**Task to carry out**
Repeat the material verbatim and drop the pictures.

-=-=-

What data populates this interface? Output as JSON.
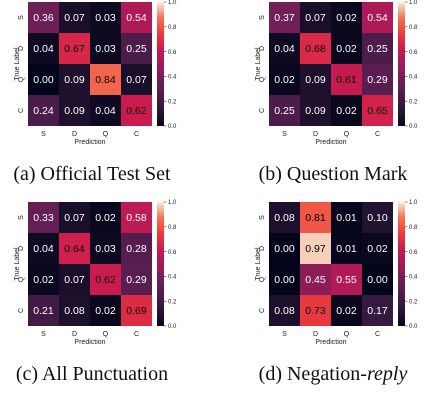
{
  "colorbar": {
    "min": 0.0,
    "max": 1.0,
    "tick_labels": [
      "0.0",
      "0.2",
      "0.4",
      "0.6",
      "0.8",
      "1.0"
    ],
    "tick_values": [
      0.0,
      0.2,
      0.4,
      0.6,
      0.8,
      1.0
    ],
    "colormap": "rocket"
  },
  "chart_data": [
    {
      "type": "heatmap",
      "caption": "(a) Official Test Set",
      "xlabel": "Prediction",
      "ylabel": "True Label",
      "x_categories": [
        "S",
        "D",
        "Q",
        "C"
      ],
      "y_categories": [
        "S",
        "D",
        "Q",
        "C"
      ],
      "values": [
        [
          0.36,
          0.07,
          0.03,
          0.54
        ],
        [
          0.04,
          0.67,
          0.03,
          0.25
        ],
        [
          0.0,
          0.09,
          0.84,
          0.07
        ],
        [
          0.24,
          0.09,
          0.04,
          0.62
        ]
      ],
      "labels": [
        [
          "0.36",
          "0.07",
          "0.03",
          "0.54"
        ],
        [
          "0.04",
          "0.67",
          "0.03",
          "0.25"
        ],
        [
          "0.00",
          "0.09",
          "0.84",
          "0.07"
        ],
        [
          "0.24",
          "0.09",
          "0.04",
          "0.62"
        ]
      ]
    },
    {
      "type": "heatmap",
      "caption": "(b) Question Mark",
      "xlabel": "Prediction",
      "ylabel": "True Label",
      "x_categories": [
        "S",
        "D",
        "Q",
        "C"
      ],
      "y_categories": [
        "S",
        "D",
        "Q",
        "C"
      ],
      "values": [
        [
          0.37,
          0.07,
          0.02,
          0.54
        ],
        [
          0.04,
          0.68,
          0.02,
          0.25
        ],
        [
          0.02,
          0.09,
          0.61,
          0.29
        ],
        [
          0.25,
          0.09,
          0.02,
          0.65
        ]
      ],
      "labels": [
        [
          "0.37",
          "0.07",
          "0.02",
          "0.54"
        ],
        [
          "0.04",
          "0.68",
          "0.02",
          "0.25"
        ],
        [
          "0.02",
          "0.09",
          "0.61",
          "0.29"
        ],
        [
          "0.25",
          "0.09",
          "0.02",
          "0.65"
        ]
      ]
    },
    {
      "type": "heatmap",
      "caption": "(c) All Punctuation",
      "xlabel": "Prediction",
      "ylabel": "True Label",
      "x_categories": [
        "S",
        "D",
        "Q",
        "C"
      ],
      "y_categories": [
        "S",
        "D",
        "Q",
        "C"
      ],
      "values": [
        [
          0.33,
          0.07,
          0.02,
          0.58
        ],
        [
          0.04,
          0.64,
          0.03,
          0.28
        ],
        [
          0.02,
          0.07,
          0.62,
          0.29
        ],
        [
          0.21,
          0.08,
          0.02,
          0.69
        ]
      ],
      "labels": [
        [
          "0.33",
          "0.07",
          "0.02",
          "0.58"
        ],
        [
          "0.04",
          "0.64",
          "0.03",
          "0.28"
        ],
        [
          "0.02",
          "0.07",
          "0.62",
          "0.29"
        ],
        [
          "0.21",
          "0.08",
          "0.02",
          "0.69"
        ]
      ]
    },
    {
      "type": "heatmap",
      "caption_plain": "(d) Negation-",
      "caption_italic": "reply",
      "xlabel": "Prediction",
      "ylabel": "True Label",
      "x_categories": [
        "S",
        "D",
        "Q",
        "C"
      ],
      "y_categories": [
        "S",
        "D",
        "Q",
        "C"
      ],
      "values": [
        [
          0.08,
          0.81,
          0.01,
          0.1
        ],
        [
          0.0,
          0.97,
          0.01,
          0.02
        ],
        [
          0.0,
          0.45,
          0.55,
          0.0
        ],
        [
          0.08,
          0.73,
          0.02,
          0.17
        ]
      ],
      "labels": [
        [
          "0.08",
          "0.81",
          "0.01",
          "0.10"
        ],
        [
          "0.00",
          "0.97",
          "0.01",
          "0.02"
        ],
        [
          "0.00",
          "0.45",
          "0.55",
          "0.00"
        ],
        [
          "0.08",
          "0.73",
          "0.02",
          "0.17"
        ]
      ]
    }
  ]
}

-=-=-

**Written response**
What data populates this interface? Output as JSON.
{
  "colorbar": {
    "min": 0.0,
    "max": 1.0,
    "tick_labels": [
      "0.0",
      "0.2",
      "0.4",
      "0.6",
      "0.8",
      "1.0"
    ],
    "tick_values": [
      0.0,
      0.2,
      0.4,
      0.6,
      0.8,
      1.0
    ],
    "colormap": "rocket"
  },
  "chart_data": [
    {
      "type": "heatmap",
      "caption": "(a) Official Test Set",
      "xlabel": "Prediction",
      "ylabel": "True Label",
      "x_categories": [
        "S",
        "D",
        "Q",
        "C"
      ],
      "y_categories": [
        "S",
        "D",
        "Q",
        "C"
      ],
      "values": [
        [
          0.36,
          0.07,
          0.03,
          0.54
        ],
        [
          0.04,
          0.67,
          0.03,
          0.25
        ],
        [
          0.0,
          0.09,
          0.84,
          0.07
        ],
        [
          0.24,
          0.09,
          0.04,
          0.62
        ]
      ],
      "labels": [
        [
          "0.36",
          "0.07",
          "0.03",
          "0.54"
        ],
        [
          "0.04",
          "0.67",
          "0.03",
          "0.25"
        ],
        [
          "0.00",
          "0.09",
          "0.84",
          "0.07"
        ],
        [
          "0.24",
          "0.09",
          "0.04",
          "0.62"
        ]
      ]
    },
    {
      "type": "heatmap",
      "caption": "(b) Question Mark",
      "xlabel": "Prediction",
      "ylabel": "True Label",
      "x_categories": [
        "S",
        "D",
        "Q",
        "C"
      ],
      "y_categories": [
        "S",
        "D",
        "Q",
        "C"
      ],
      "values": [
        [
          0.37,
          0.07,
          0.02,
          0.54
        ],
        [
          0.04,
          0.68,
          0.02,
          0.25
        ],
        [
          0.02,
          0.09,
          0.61,
          0.29
        ],
        [
          0.25,
          0.09,
          0.02,
          0.65
        ]
      ],
      "labels": [
        [
          "0.37",
          "0.07",
          "0.02",
          "0.54"
        ],
        [
          "0.04",
          "0.68",
          "0.02",
          "0.25"
        ],
        [
          "0.02",
          "0.09",
          "0.61",
          "0.29"
        ],
        [
          "0.25",
          "0.09",
          "0.02",
          "0.65"
        ]
      ]
    },
    {
      "type": "heatmap",
      "caption": "(c) All Punctuation",
      "xlabel": "Prediction",
      "ylabel": "True Label",
      "x_categories": [
        "S",
        "D",
        "Q",
        "C"
      ],
      "y_categories": [
        "S",
        "D",
        "Q",
        "C"
      ],
      "values": [
        [
          0.33,
          0.07,
          0.02,
          0.58
        ],
        [
          0.04,
          0.64,
          0.03,
          0.28
        ],
        [
          0.02,
          0.07,
          0.62,
          0.29
        ],
        [
          0.21,
          0.08,
          0.02,
          0.69
        ]
      ],
      "labels": [
        [
          "0.33",
          "0.07",
          "0.02",
          "0.58"
        ],
        [
          "0.04",
          "0.64",
          "0.03",
          "0.28"
        ],
        [
          "0.02",
          "0.07",
          "0.62",
          "0.29"
        ],
        [
          "0.21",
          "0.08",
          "0.02",
          "0.69"
        ]
      ]
    },
    {
      "type": "heatmap",
      "caption_plain": "(d) Negation-",
      "caption_italic": "reply",
      "xlabel": "Prediction",
      "ylabel": "True Label",
      "x_categories": [
        "S",
        "D",
        "Q",
        "C"
      ],
      "y_categories": [
        "S",
        "D",
        "Q",
        "C"
      ],
      "values": [
        [
          0.08,
          0.81,
          0.01,
          0.1
        ],
        [
          0.0,
          0.97,
          0.01,
          0.02
        ],
        [
          0.0,
          0.45,
          0.55,
          0.0
        ],
        [
          0.08,
          0.73,
          0.02,
          0.17
        ]
      ],
      "labels": [
        [
          "0.08",
          "0.81",
          "0.01",
          "0.10"
        ],
        [
          "0.00",
          "0.97",
          "0.01",
          "0.02"
        ],
        [
          "0.00",
          "0.45",
          "0.55",
          "0.00"
        ],
        [
          "0.08",
          "0.73",
          "0.02",
          "0.17"
        ]
      ]
    }
  ]
}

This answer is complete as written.